Dataset items
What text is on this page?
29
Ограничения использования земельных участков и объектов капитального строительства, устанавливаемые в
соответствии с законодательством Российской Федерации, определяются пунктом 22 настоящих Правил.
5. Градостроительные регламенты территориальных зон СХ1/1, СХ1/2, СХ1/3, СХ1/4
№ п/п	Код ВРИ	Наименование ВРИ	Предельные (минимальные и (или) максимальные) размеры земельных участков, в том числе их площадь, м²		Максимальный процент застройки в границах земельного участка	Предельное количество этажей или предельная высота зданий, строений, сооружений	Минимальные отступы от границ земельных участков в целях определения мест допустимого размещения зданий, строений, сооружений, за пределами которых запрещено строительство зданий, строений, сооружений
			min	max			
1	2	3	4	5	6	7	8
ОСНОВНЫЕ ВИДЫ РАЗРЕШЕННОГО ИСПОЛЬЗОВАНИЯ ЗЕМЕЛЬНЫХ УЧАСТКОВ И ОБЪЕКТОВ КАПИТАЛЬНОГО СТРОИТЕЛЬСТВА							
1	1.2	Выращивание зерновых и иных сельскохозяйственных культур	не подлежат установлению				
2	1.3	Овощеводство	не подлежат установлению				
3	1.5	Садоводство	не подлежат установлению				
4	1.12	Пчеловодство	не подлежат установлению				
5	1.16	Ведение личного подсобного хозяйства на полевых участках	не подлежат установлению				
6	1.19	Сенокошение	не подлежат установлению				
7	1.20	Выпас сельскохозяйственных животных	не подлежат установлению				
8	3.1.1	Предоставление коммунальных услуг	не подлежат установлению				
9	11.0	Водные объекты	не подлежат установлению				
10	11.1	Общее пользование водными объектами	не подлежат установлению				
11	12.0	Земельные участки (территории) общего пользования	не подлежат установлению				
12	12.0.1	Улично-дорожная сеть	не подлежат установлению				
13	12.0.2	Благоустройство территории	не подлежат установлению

◆ What this task involves: Reproduce the listing shown above in its entirety, exactly.

◆ The output:
What text is on this page?
29
Ограничения использования земельных участков и объектов капитального строительства, устанавливаемые в
соответствии с законодательством Российской Федерации, определяются пунктом 22 настоящих Правил.
5. Градостроительные регламенты территориальных зон СХ1/1, СХ1/2, СХ1/3, СХ1/4
№ п/п	Код ВРИ	Наименование ВРИ	Предельные (минимальные и (или) максимальные) размеры земельных участков, в том числе их площадь, м²		Максимальный процент застройки в границах земельного участка	Предельное количество этажей или предельная высота зданий, строений, сооружений	Минимальные отступы от границ земельных участков в целях определения мест допустимого размещения зданий, строений, сооружений, за пределами которых запрещено строительство зданий, строений, сооружений
			min	max			
1	2	3	4	5	6	7	8
ОСНОВНЫЕ ВИДЫ РАЗРЕШЕННОГО ИСПОЛЬЗОВАНИЯ ЗЕМЕЛЬНЫХ УЧАСТКОВ И ОБЪЕКТОВ КАПИТАЛЬНОГО СТРОИТЕЛЬСТВА							
1	1.2	Выращивание зерновых и иных сельскохозяйственных культур	не подлежат установлению				
2	1.3	Овощеводство	не подлежат установлению				
3	1.5	Садоводство	не подлежат установлению				
4	1.12	Пчеловодство	не подлежат установлению				
5	1.16	Ведение личного подсобного хозяйства на полевых участках	не подлежат установлению				
6	1.19	Сенокошение	не подлежат установлению				
7	1.20	Выпас сельскохозяйственных животных	не подлежат установлению				
8	3.1.1	Предоставление коммунальных услуг	не подлежат установлению				
9	11.0	Водные объекты	не подлежат установлению				
10	11.1	Общее пользование водными объектами	не подлежат установлению				
11	12.0	Земельные участки (территории) общего пользования	не подлежат установлению				
12	12.0.1	Улично-дорожная сеть	не подлежат установлению				
13	12.0.2	Благоустройство территории	не подлежат установлению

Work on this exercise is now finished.